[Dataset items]
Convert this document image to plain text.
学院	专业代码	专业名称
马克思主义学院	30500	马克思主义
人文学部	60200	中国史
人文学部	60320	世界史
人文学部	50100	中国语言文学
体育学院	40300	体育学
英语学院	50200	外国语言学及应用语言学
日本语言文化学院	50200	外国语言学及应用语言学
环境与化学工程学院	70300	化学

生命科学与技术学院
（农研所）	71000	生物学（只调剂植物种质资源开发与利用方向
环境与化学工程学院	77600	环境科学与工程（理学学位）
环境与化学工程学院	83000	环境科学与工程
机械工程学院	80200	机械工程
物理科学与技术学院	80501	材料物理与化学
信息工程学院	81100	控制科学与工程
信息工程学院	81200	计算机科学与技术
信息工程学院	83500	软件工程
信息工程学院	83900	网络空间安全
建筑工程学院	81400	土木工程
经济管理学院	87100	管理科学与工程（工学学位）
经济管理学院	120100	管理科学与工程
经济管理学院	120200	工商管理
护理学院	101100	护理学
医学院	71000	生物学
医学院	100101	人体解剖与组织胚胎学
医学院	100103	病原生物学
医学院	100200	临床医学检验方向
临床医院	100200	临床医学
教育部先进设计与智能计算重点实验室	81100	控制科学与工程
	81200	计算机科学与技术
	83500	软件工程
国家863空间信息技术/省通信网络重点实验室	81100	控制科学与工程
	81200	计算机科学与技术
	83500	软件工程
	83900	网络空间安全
==
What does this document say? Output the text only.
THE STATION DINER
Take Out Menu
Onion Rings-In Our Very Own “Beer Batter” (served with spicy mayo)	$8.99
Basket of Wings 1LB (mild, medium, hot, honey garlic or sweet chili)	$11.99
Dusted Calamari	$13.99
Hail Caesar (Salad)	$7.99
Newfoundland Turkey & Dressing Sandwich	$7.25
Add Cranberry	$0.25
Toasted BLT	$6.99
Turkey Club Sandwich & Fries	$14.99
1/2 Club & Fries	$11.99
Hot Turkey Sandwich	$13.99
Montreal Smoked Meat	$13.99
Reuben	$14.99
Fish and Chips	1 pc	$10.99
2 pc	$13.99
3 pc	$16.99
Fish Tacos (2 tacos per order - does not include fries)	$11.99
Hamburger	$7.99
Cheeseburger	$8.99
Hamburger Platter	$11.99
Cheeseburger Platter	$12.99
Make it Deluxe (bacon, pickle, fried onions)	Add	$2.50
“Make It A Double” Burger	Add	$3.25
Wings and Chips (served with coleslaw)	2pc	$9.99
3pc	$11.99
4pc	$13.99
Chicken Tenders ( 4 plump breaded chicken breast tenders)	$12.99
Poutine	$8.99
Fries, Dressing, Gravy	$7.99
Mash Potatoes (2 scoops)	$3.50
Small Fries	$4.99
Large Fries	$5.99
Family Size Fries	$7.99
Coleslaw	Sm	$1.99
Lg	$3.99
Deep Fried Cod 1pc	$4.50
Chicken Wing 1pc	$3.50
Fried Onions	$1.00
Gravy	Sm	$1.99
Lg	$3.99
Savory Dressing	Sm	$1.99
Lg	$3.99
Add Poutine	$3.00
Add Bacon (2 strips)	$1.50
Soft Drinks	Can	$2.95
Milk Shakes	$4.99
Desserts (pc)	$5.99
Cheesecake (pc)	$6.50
---
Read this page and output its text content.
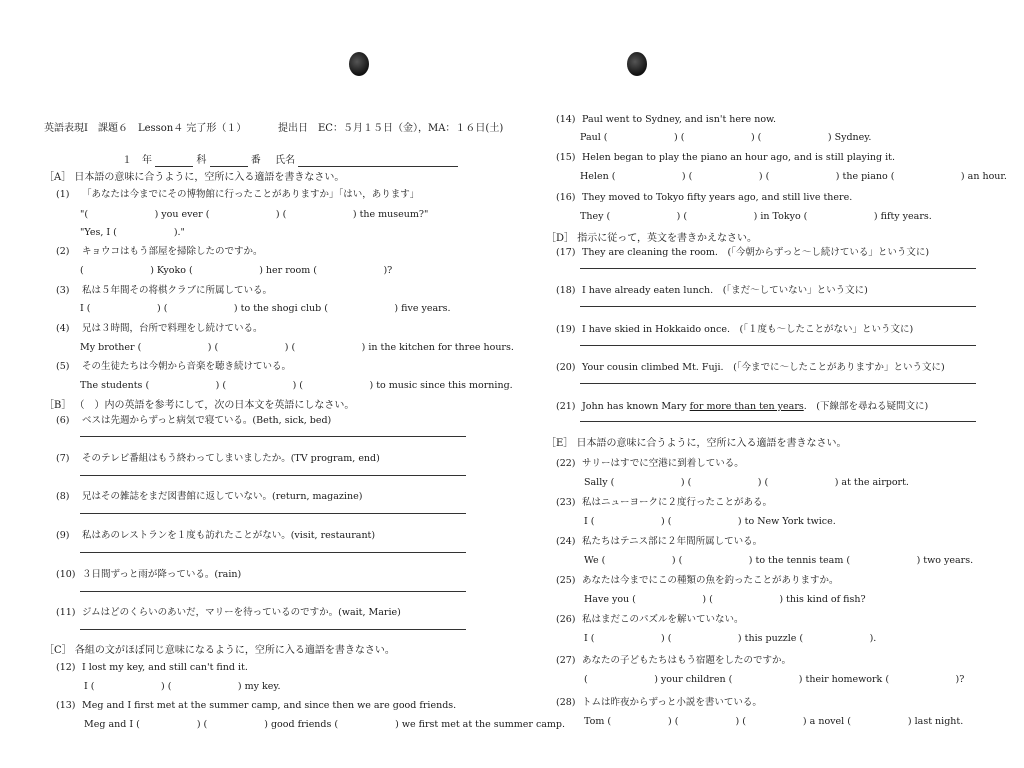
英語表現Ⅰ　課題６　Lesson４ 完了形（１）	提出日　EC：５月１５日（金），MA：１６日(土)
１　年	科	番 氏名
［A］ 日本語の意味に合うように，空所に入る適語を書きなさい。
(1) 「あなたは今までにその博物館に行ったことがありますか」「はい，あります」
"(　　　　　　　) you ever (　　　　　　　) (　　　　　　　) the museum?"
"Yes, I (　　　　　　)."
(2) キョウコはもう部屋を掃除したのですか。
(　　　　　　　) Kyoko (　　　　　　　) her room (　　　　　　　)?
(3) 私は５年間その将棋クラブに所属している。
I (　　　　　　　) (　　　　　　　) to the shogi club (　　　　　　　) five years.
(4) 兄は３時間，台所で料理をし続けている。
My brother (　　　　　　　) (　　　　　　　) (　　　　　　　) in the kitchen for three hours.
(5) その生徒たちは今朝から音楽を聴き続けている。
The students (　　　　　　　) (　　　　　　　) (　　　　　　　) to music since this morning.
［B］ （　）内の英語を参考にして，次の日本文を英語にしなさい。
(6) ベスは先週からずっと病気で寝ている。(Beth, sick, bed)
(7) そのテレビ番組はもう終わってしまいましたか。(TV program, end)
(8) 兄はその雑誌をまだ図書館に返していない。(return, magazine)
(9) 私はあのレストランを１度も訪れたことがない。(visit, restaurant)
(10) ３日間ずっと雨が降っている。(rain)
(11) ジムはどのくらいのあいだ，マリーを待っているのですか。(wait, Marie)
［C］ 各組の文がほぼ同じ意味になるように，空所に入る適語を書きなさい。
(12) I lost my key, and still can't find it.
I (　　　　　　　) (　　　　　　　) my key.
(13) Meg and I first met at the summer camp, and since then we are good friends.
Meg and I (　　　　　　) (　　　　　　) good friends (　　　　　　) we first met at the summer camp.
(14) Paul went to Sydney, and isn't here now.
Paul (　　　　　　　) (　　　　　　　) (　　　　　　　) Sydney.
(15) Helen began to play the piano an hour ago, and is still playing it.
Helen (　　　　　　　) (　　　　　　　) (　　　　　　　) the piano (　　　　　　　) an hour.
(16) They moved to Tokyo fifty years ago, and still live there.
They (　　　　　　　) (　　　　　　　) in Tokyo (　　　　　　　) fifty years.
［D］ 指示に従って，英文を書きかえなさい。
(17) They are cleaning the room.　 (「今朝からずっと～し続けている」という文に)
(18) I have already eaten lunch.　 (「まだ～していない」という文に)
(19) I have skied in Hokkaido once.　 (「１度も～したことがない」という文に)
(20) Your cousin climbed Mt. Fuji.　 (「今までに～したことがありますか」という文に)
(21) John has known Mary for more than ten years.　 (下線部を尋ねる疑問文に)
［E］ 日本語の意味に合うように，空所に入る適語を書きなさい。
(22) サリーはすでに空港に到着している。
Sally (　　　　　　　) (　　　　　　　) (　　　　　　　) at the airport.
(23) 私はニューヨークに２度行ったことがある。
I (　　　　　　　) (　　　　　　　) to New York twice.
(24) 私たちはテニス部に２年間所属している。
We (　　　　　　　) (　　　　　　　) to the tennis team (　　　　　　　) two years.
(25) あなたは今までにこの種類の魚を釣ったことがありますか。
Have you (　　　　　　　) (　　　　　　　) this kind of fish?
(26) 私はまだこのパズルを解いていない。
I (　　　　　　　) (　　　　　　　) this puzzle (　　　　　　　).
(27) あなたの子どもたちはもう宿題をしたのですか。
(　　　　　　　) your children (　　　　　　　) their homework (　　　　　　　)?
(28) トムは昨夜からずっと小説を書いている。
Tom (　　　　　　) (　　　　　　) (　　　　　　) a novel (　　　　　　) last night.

- WRITTEN PROBLEM
Locate the word "first" in the records and collect each line it appears in.

- EXPECTED ANSWER
(13) Meg and I first met at the summer camp, and since then we are good friends.
Meg and I (　　　　　　) (　　　　　　) good friends (　　　　　　) we first met at the summer camp.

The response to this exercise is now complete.